#### THE REQUEST
Check every line of the data below for the string "Черек", and copy the ones that hold it.

#### MATERIAL PROVIDED
▼

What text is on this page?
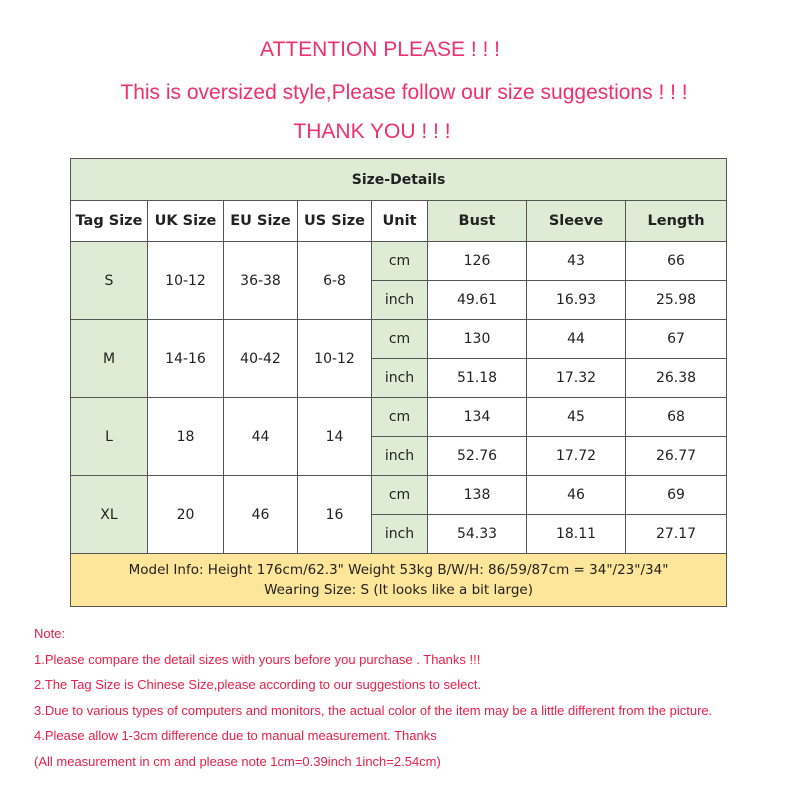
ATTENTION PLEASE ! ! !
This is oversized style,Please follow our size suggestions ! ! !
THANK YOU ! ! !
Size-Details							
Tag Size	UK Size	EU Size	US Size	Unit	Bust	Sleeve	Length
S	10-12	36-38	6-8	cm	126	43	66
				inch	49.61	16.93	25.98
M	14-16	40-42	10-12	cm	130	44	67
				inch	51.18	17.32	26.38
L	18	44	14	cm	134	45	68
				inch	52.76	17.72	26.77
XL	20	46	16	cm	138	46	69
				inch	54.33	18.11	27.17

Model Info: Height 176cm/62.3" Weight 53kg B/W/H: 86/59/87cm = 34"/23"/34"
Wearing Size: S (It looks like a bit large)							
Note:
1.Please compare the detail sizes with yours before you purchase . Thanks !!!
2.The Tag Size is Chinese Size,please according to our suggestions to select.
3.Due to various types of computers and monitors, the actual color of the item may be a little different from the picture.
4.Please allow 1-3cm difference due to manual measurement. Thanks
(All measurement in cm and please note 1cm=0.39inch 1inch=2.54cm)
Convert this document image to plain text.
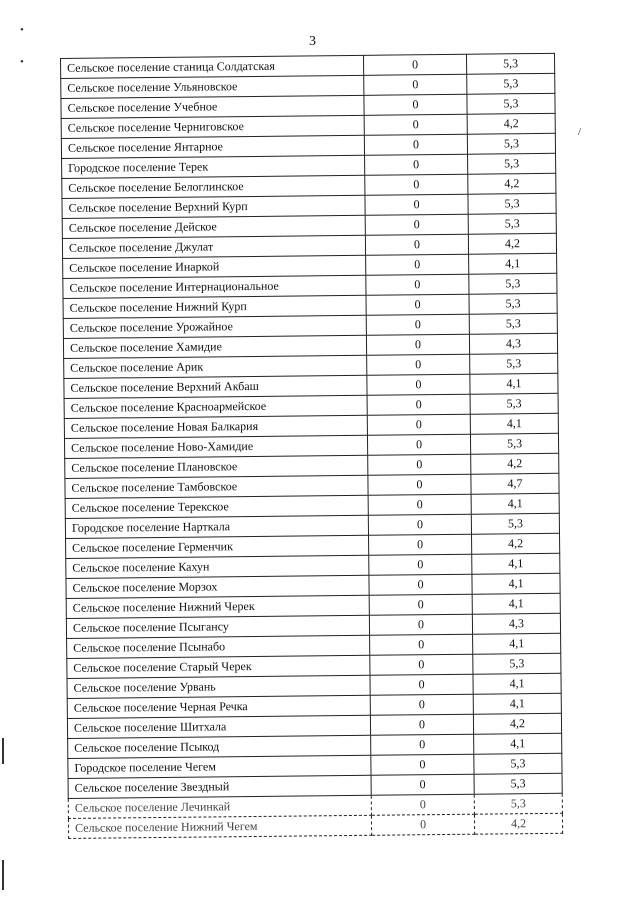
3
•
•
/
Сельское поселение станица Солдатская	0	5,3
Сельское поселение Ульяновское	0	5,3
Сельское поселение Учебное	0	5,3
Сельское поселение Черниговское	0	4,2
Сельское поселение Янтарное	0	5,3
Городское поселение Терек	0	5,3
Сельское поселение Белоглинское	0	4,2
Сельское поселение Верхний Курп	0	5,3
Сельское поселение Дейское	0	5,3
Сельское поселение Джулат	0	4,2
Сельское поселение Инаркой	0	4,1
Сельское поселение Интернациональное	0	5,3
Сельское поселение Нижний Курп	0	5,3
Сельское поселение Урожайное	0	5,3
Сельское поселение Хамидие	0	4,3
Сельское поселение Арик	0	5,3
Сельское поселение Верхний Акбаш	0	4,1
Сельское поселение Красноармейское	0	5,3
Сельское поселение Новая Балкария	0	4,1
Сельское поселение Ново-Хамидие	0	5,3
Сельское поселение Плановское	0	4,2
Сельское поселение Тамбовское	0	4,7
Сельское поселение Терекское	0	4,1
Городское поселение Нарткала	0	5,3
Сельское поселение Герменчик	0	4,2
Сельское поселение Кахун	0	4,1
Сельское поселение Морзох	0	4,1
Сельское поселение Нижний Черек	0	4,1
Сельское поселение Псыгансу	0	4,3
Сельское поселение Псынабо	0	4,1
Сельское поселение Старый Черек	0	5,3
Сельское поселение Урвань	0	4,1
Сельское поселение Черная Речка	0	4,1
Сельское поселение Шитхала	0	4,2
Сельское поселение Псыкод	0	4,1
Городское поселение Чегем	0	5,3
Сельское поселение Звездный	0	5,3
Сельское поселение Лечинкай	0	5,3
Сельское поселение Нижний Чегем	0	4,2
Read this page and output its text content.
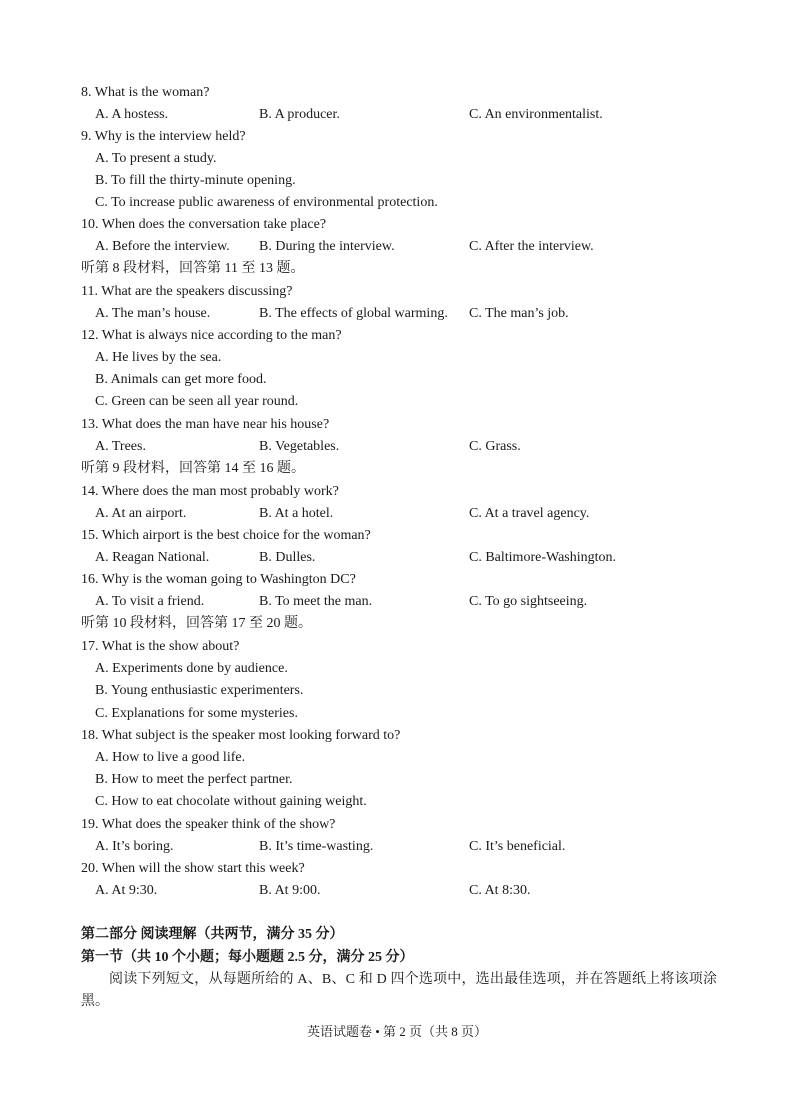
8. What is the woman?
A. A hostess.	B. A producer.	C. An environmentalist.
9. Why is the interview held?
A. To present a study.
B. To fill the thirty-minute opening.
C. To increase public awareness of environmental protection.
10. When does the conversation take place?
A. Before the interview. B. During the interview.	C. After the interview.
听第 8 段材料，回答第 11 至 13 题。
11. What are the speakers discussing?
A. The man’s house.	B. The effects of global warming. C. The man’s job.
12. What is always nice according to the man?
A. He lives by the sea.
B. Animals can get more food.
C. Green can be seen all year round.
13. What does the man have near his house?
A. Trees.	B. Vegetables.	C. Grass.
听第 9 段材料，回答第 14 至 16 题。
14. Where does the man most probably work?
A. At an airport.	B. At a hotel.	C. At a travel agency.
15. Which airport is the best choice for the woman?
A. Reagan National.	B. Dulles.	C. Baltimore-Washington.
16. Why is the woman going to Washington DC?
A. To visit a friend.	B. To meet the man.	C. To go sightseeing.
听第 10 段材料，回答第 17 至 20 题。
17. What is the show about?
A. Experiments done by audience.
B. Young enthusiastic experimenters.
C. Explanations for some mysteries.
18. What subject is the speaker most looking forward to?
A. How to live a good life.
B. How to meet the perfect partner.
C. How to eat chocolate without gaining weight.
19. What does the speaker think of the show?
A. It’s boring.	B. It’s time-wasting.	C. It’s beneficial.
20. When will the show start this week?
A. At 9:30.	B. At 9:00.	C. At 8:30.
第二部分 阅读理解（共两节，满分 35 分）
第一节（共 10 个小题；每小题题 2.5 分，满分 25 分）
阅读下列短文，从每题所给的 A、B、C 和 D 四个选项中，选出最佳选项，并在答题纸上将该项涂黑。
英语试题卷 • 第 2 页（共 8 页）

▲
▼

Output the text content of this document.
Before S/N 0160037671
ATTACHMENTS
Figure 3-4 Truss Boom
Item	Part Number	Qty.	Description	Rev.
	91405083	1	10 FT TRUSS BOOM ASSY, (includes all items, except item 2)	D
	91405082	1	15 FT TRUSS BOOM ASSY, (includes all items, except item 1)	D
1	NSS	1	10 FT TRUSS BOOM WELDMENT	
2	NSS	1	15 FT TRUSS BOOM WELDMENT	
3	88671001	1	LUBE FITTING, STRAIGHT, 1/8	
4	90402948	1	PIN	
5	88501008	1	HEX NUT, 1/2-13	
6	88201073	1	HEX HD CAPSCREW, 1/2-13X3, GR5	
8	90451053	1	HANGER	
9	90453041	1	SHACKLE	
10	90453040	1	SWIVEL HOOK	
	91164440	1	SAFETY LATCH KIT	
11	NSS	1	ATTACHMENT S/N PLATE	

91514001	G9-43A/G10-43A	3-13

▲

#### RESULT
Сельское поселение Нижний Черек	0	4,1
Сельское поселение Старый Черек	0	5,3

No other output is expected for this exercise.